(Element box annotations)
# # # # # # #
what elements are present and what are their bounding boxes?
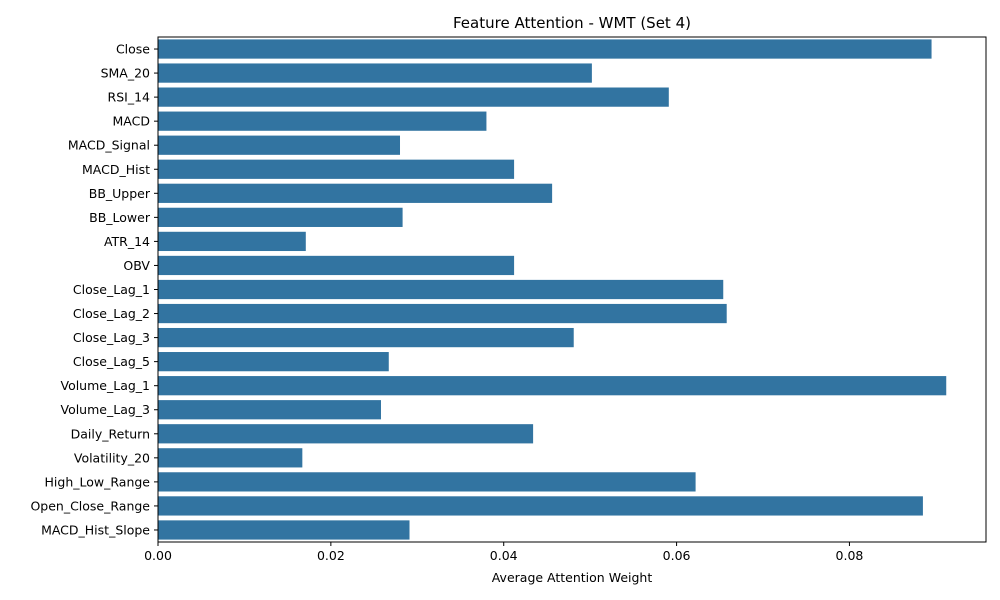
bar-rsi-14 bbox=[158, 87, 669, 107]
bar-macd-hist-slope bbox=[158, 520, 410, 540]
chart-title: Feature Attention - WMT (Set 4) bbox=[453, 14, 691, 32]
y-tick-label: ATR_14 bbox=[104, 234, 150, 249]
bar-open-close-range bbox=[158, 496, 923, 516]
bar-sma-20 bbox=[158, 63, 592, 83]
plot-frame bbox=[157, 36, 987, 543]
y-tick-label: MACD bbox=[113, 114, 150, 129]
bar-daily-return bbox=[158, 424, 534, 444]
y-tick-label: MACD_Signal bbox=[68, 138, 150, 153]
bar-bb-lower bbox=[158, 207, 403, 227]
y-tick-label: Close_Lag_3 bbox=[73, 330, 150, 345]
y-axis: Close SMA_20 RSI_14 MACD MACD_Signal MACD_His… bbox=[30, 42, 158, 537]
bar-volatility-20 bbox=[158, 448, 303, 468]
y-tick-label: MACD_Hist bbox=[82, 162, 150, 177]
bar-bb-upper bbox=[158, 183, 553, 203]
bar-atr-14 bbox=[158, 231, 306, 252]
x-tick-label: 0.04 bbox=[490, 548, 518, 563]
y-tick-label: Volatility_20 bbox=[74, 450, 150, 465]
x-axis-label: Average Attention Weight bbox=[492, 570, 653, 585]
bars-layer bbox=[158, 39, 947, 540]
x-tick-label: 0.06 bbox=[663, 548, 691, 563]
bar-close-lag-1 bbox=[158, 279, 724, 300]
bar-macd bbox=[158, 111, 487, 131]
bar-close-lag-5 bbox=[158, 352, 389, 372]
y-tick-label: RSI_14 bbox=[108, 90, 151, 105]
bar-close-lag-3 bbox=[158, 327, 574, 348]
bar-macd-hist bbox=[158, 159, 515, 179]
x-tick-label: 0.02 bbox=[317, 548, 345, 563]
bar-close-lag-2 bbox=[158, 303, 727, 324]
bar-close bbox=[158, 39, 932, 59]
y-tick-label: BB_Lower bbox=[89, 210, 151, 225]
y-tick-label: MACD_Hist_Slope bbox=[41, 522, 150, 537]
bar-macd-signal bbox=[158, 135, 401, 155]
y-tick-label: Daily_Return bbox=[71, 426, 150, 441]
y-tick-label: Close_Lag_5 bbox=[73, 354, 150, 369]
x-tick-label: 0.08 bbox=[836, 548, 864, 563]
bar-volume-lag-1 bbox=[158, 376, 947, 396]
y-tick-label: Volume_Lag_1 bbox=[60, 378, 150, 393]
y-tick-label: High_Low_Range bbox=[45, 474, 151, 489]
y-tick-label: Volume_Lag_3 bbox=[60, 402, 150, 417]
y-tick-label: Close_Lag_2 bbox=[73, 306, 150, 321]
y-tick-label: BB_Upper bbox=[89, 186, 151, 201]
y-tick-label: SMA_20 bbox=[101, 66, 150, 81]
y-tick-label: Close bbox=[116, 42, 150, 57]
bar-obv bbox=[158, 255, 515, 276]
y-tick-label: OBV bbox=[123, 258, 150, 273]
bar-volume-lag-3 bbox=[158, 400, 381, 420]
bar-high-low-range bbox=[158, 472, 696, 492]
x-tick-label: 0.00 bbox=[144, 548, 172, 563]
y-tick-label: Close_Lag_1 bbox=[73, 282, 150, 297]
x-axis: 0.00 0.02 0.04 0.06 0.08 bbox=[144, 542, 863, 563]
y-tick-label: Open_Close_Range bbox=[30, 498, 150, 513]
# # # # # # #
▸ WHAT THIS TASK INVOLVES:
Reproduce every line of the entries above without changes, leaving out the pictures.

▸ RESPONSE FOR THIS EXERCISE:
what elements are present and what are their bounding boxes?
bar-rsi-14 bbox=[158, 87, 669, 107]
bar-macd-hist-slope bbox=[158, 520, 410, 540]
chart-title: Feature Attention - WMT (Set 4) bbox=[453, 14, 691, 32]
y-tick-label: ATR_14 bbox=[104, 234, 150, 249]
bar-open-close-range bbox=[158, 496, 923, 516]
bar-sma-20 bbox=[158, 63, 592, 83]
plot-frame bbox=[157, 36, 987, 543]
y-tick-label: MACD bbox=[113, 114, 150, 129]
bar-daily-return bbox=[158, 424, 534, 444]
y-tick-label: MACD_Signal bbox=[68, 138, 150, 153]
bar-bb-lower bbox=[158, 207, 403, 227]
y-tick-label: Close_Lag_3 bbox=[73, 330, 150, 345]
y-axis: Close SMA_20 RSI_14 MACD MACD_Signal MACD_His… bbox=[30, 42, 158, 537]
bar-volatility-20 bbox=[158, 448, 303, 468]
y-tick-label: MACD_Hist bbox=[82, 162, 150, 177]
bar-bb-upper bbox=[158, 183, 553, 203]
bar-atr-14 bbox=[158, 231, 306, 252]
x-tick-label: 0.04 bbox=[490, 548, 518, 563]
y-tick-label: Volatility_20 bbox=[74, 450, 150, 465]
x-axis-label: Average Attention Weight bbox=[492, 570, 653, 585]
bars-layer bbox=[158, 39, 947, 540]
x-tick-label: 0.06 bbox=[663, 548, 691, 563]
bar-close-lag-1 bbox=[158, 279, 724, 300]
bar-macd bbox=[158, 111, 487, 131]
bar-close-lag-5 bbox=[158, 352, 389, 372]
y-tick-label: RSI_14 bbox=[108, 90, 151, 105]
bar-close-lag-3 bbox=[158, 327, 574, 348]
bar-macd-hist bbox=[158, 159, 515, 179]
x-tick-label: 0.02 bbox=[317, 548, 345, 563]
bar-close-lag-2 bbox=[158, 303, 727, 324]
bar-close bbox=[158, 39, 932, 59]
y-tick-label: BB_Lower bbox=[89, 210, 151, 225]
y-tick-label: MACD_Hist_Slope bbox=[41, 522, 150, 537]
bar-macd-signal bbox=[158, 135, 401, 155]
y-tick-label: Daily_Return bbox=[71, 426, 150, 441]
y-tick-label: Close_Lag_5 bbox=[73, 354, 150, 369]
x-tick-label: 0.08 bbox=[836, 548, 864, 563]
bar-volume-lag-1 bbox=[158, 376, 947, 396]
y-tick-label: Volume_Lag_1 bbox=[60, 378, 150, 393]
y-tick-label: High_Low_Range bbox=[45, 474, 151, 489]
y-tick-label: Volume_Lag_3 bbox=[60, 402, 150, 417]
y-tick-label: Close_Lag_2 bbox=[73, 306, 150, 321]
y-tick-label: BB_Upper bbox=[89, 186, 151, 201]
y-tick-label: SMA_20 bbox=[101, 66, 150, 81]
y-tick-label: Close bbox=[116, 42, 150, 57]
bar-obv bbox=[158, 255, 515, 276]
y-tick-label: OBV bbox=[123, 258, 150, 273]
bar-volume-lag-3 bbox=[158, 400, 381, 420]
bar-high-low-range bbox=[158, 472, 696, 492]
x-tick-label: 0.00 bbox=[144, 548, 172, 563]
y-tick-label: Close_Lag_1 bbox=[73, 282, 150, 297]
x-axis: 0.00 0.02 0.04 0.06 0.08 bbox=[144, 542, 863, 563]
y-tick-label: Open_Close_Range bbox=[30, 498, 150, 513]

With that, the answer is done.